Supplied data:

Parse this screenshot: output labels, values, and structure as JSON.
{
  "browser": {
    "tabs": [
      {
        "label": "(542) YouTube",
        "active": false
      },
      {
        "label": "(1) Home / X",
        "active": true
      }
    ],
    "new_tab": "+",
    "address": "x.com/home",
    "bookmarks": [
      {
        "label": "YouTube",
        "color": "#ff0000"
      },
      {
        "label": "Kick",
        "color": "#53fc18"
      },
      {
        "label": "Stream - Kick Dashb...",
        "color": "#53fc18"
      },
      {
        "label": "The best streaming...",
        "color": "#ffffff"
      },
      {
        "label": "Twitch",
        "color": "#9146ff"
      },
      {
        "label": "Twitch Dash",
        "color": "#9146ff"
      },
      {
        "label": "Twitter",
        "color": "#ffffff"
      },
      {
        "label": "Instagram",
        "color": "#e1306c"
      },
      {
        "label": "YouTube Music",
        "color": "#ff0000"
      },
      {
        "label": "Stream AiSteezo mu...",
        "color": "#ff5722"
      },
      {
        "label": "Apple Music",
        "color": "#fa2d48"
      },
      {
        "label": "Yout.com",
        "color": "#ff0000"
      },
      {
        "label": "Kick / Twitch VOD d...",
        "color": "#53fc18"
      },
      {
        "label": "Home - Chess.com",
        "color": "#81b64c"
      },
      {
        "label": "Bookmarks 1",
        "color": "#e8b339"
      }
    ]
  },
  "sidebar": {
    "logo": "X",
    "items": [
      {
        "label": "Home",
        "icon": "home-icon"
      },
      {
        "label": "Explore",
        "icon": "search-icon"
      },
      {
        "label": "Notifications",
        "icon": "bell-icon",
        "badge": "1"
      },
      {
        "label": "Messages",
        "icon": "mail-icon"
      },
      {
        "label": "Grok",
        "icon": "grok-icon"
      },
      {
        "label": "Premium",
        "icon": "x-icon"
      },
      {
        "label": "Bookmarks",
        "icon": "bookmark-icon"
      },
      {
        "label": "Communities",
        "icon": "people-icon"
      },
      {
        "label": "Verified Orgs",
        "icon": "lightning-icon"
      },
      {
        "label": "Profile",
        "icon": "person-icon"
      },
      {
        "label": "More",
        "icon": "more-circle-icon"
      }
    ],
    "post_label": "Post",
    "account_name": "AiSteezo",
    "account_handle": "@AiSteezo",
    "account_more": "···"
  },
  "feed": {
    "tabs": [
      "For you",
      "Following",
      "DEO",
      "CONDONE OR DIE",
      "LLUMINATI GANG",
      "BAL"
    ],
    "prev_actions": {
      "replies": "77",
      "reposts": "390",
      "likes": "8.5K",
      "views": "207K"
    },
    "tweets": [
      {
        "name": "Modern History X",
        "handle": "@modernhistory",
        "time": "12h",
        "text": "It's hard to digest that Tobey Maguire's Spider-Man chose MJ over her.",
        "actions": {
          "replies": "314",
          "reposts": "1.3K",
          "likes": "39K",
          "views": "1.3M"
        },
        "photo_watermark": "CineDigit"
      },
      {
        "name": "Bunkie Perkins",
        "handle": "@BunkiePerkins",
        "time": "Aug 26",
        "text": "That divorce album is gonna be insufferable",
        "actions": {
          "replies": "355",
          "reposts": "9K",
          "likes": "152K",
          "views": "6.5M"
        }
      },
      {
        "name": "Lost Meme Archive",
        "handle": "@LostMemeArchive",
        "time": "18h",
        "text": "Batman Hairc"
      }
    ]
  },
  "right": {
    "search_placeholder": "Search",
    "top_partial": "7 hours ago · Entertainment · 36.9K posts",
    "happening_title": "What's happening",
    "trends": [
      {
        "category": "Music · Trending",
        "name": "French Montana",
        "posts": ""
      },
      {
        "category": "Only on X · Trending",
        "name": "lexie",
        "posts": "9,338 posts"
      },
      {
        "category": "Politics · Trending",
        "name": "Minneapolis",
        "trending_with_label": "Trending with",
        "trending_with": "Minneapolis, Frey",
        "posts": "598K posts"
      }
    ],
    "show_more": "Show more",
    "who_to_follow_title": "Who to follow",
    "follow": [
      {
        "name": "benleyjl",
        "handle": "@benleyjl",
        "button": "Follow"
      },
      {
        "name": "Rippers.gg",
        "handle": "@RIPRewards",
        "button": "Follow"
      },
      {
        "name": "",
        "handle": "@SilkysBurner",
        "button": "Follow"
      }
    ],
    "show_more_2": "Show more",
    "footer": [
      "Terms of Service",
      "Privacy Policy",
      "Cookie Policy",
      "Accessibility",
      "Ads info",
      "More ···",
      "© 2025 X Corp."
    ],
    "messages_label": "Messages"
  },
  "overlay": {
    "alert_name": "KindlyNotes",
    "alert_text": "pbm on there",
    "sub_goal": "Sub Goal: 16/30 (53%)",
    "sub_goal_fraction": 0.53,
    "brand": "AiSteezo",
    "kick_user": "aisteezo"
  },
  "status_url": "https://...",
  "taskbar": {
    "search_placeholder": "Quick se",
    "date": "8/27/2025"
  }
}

Short task:
Your task is to repeat every line exactly.

Result:
Parse this screenshot: output labels, values, and structure as JSON.
{
  "browser": {
    "tabs": [
      {
        "label": "(542) YouTube",
        "active": false
      },
      {
        "label": "(1) Home / X",
        "active": true
      }
    ],
    "new_tab": "+",
    "address": "x.com/home",
    "bookmarks": [
      {
        "label": "YouTube",
        "color": "#ff0000"
      },
      {
        "label": "Kick",
        "color": "#53fc18"
      },
      {
        "label": "Stream - Kick Dashb...",
        "color": "#53fc18"
      },
      {
        "label": "The best streaming...",
        "color": "#ffffff"
      },
      {
        "label": "Twitch",
        "color": "#9146ff"
      },
      {
        "label": "Twitch Dash",
        "color": "#9146ff"
      },
      {
        "label": "Twitter",
        "color": "#ffffff"
      },
      {
        "label": "Instagram",
        "color": "#e1306c"
      },
      {
        "label": "YouTube Music",
        "color": "#ff0000"
      },
      {
        "label": "Stream AiSteezo mu...",
        "color": "#ff5722"
      },
      {
        "label": "Apple Music",
        "color": "#fa2d48"
      },
      {
        "label": "Yout.com",
        "color": "#ff0000"
      },
      {
        "label": "Kick / Twitch VOD d...",
        "color": "#53fc18"
      },
      {
        "label": "Home - Chess.com",
        "color": "#81b64c"
      },
      {
        "label": "Bookmarks 1",
        "color": "#e8b339"
      }
    ]
  },
  "sidebar": {
    "logo": "X",
    "items": [
      {
        "label": "Home",
        "icon": "home-icon"
      },
      {
        "label": "Explore",
        "icon": "search-icon"
      },
      {
        "label": "Notifications",
        "icon": "bell-icon",
        "badge": "1"
      },
      {
        "label": "Messages",
        "icon": "mail-icon"
      },
      {
        "label": "Grok",
        "icon": "grok-icon"
      },
      {
        "label": "Premium",
        "icon": "x-icon"
      },
      {
        "label": "Bookmarks",
        "icon": "bookmark-icon"
      },
      {
        "label": "Communities",
        "icon": "people-icon"
      },
      {
        "label": "Verified Orgs",
        "icon": "lightning-icon"
      },
      {
        "label": "Profile",
        "icon": "person-icon"
      },
      {
        "label": "More",
        "icon": "more-circle-icon"
      }
    ],
    "post_label": "Post",
    "account_name": "AiSteezo",
    "account_handle": "@AiSteezo",
    "account_more": "···"
  },
  "feed": {
    "tabs": [
      "For you",
      "Following",
      "DEO",
      "CONDONE OR DIE",
      "LLUMINATI GANG",
      "BAL"
    ],
    "prev_actions": {
      "replies": "77",
      "reposts": "390",
      "likes": "8.5K",
      "views": "207K"
    },
    "tweets": [
      {
        "name": "Modern History X",
        "handle": "@modernhistory",
        "time": "12h",
        "text": "It's hard to digest that Tobey Maguire's Spider-Man chose MJ over her.",
        "actions": {
          "replies": "314",
          "reposts": "1.3K",
          "likes": "39K",
          "views": "1.3M"
        },
        "photo_watermark": "CineDigit"
      },
      {
        "name": "Bunkie Perkins",
        "handle": "@BunkiePerkins",
        "time": "Aug 26",
        "text": "That divorce album is gonna be insufferable",
        "actions": {
          "replies": "355",
          "reposts": "9K",
          "likes": "152K",
          "views": "6.5M"
        }
      },
      {
        "name": "Lost Meme Archive",
        "handle": "@LostMemeArchive",
        "time": "18h",
        "text": "Batman Hairc"
      }
    ]
  },
  "right": {
    "search_placeholder": "Search",
    "top_partial": "7 hours ago · Entertainment · 36.9K posts",
    "happening_title": "What's happening",
    "trends": [
      {
        "category": "Music · Trending",
        "name": "French Montana",
        "posts": ""
      },
      {
        "category": "Only on X · Trending",
        "name": "lexie",
        "posts": "9,338 posts"
      },
      {
        "category": "Politics · Trending",
        "name": "Minneapolis",
        "trending_with_label": "Trending with",
        "trending_with": "Minneapolis, Frey",
        "posts": "598K posts"
      }
    ],
    "show_more": "Show more",
    "who_to_follow_title": "Who to follow",
    "follow": [
      {
        "name": "benleyjl",
        "handle": "@benleyjl",
        "button": "Follow"
      },
      {
        "name": "Rippers.gg",
        "handle": "@RIPRewards",
        "button": "Follow"
      },
      {
        "name": "",
        "handle": "@SilkysBurner",
        "button": "Follow"
      }
    ],
    "show_more_2": "Show more",
    "footer": [
      "Terms of Service",
      "Privacy Policy",
      "Cookie Policy",
      "Accessibility",
      "Ads info",
      "More ···",
      "© 2025 X Corp."
    ],
    "messages_label": "Messages"
  },
  "overlay": {
    "alert_name": "KindlyNotes",
    "alert_text": "pbm on there",
    "sub_goal": "Sub Goal: 16/30 (53%)",
    "sub_goal_fraction": 0.53,
    "brand": "AiSteezo",
    "kick_user": "aisteezo"
  },
  "status_url": "https://...",
  "taskbar": {
    "search_placeholder": "Quick se",
    "date": "8/27/2025"
  }
}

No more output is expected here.